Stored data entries
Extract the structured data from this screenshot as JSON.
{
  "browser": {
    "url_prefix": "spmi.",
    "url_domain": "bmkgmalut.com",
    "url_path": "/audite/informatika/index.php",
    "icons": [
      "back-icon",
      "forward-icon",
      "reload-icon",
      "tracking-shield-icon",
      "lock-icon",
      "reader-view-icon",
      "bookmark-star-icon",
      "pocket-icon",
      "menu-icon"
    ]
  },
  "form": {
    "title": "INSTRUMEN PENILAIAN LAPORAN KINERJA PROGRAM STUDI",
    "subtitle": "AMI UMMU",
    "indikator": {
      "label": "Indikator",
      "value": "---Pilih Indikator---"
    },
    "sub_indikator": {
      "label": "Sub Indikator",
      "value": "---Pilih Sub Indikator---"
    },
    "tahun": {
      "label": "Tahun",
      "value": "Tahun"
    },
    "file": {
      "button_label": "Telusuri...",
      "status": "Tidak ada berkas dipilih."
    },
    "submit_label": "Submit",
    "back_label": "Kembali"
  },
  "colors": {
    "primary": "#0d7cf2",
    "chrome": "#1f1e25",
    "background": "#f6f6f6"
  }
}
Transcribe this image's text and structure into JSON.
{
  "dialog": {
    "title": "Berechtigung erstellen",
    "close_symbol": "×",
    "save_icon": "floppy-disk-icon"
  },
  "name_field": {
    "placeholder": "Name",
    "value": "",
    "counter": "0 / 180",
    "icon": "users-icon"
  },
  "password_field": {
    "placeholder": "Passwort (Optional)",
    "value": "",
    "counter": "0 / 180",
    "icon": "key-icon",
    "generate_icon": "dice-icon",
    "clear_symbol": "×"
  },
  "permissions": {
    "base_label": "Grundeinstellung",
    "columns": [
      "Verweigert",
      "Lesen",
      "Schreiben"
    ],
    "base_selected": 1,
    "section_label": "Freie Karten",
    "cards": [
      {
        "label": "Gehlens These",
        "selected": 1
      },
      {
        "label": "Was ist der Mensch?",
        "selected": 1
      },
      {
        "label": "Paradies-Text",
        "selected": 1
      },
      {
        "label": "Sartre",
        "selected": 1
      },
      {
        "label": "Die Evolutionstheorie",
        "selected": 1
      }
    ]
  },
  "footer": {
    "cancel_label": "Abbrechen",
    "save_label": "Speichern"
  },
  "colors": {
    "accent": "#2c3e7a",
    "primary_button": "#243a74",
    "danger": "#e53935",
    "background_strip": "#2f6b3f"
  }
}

---

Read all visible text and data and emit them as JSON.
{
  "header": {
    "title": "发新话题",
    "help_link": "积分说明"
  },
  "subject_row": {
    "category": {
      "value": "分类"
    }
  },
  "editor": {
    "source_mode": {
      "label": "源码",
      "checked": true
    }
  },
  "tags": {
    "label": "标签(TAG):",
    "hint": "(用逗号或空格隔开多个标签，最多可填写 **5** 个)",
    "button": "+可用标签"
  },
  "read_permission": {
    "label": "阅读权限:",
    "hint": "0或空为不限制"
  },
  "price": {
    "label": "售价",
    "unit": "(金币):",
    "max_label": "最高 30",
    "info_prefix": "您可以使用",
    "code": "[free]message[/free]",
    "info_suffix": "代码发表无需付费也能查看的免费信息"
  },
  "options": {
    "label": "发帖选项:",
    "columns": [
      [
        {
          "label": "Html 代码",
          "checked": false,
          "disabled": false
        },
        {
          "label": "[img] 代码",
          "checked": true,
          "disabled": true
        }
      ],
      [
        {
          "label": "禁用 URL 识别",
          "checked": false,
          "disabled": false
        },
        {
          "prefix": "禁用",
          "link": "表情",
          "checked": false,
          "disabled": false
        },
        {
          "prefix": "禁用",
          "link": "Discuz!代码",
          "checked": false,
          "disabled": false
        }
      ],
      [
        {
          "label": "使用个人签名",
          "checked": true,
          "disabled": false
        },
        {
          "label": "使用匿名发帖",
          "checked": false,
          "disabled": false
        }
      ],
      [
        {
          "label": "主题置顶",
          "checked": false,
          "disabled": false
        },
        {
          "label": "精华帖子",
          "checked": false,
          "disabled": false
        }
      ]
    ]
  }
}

== To do ==
Copy out each line that contains the word "value".

== Exercise response ==
      "value": "---Pilih Indikator---"
      "value": "---Pilih Sub Indikator---"
      "value": "Tahun"
    "value": "",
    "value": "",
      "value": "分类"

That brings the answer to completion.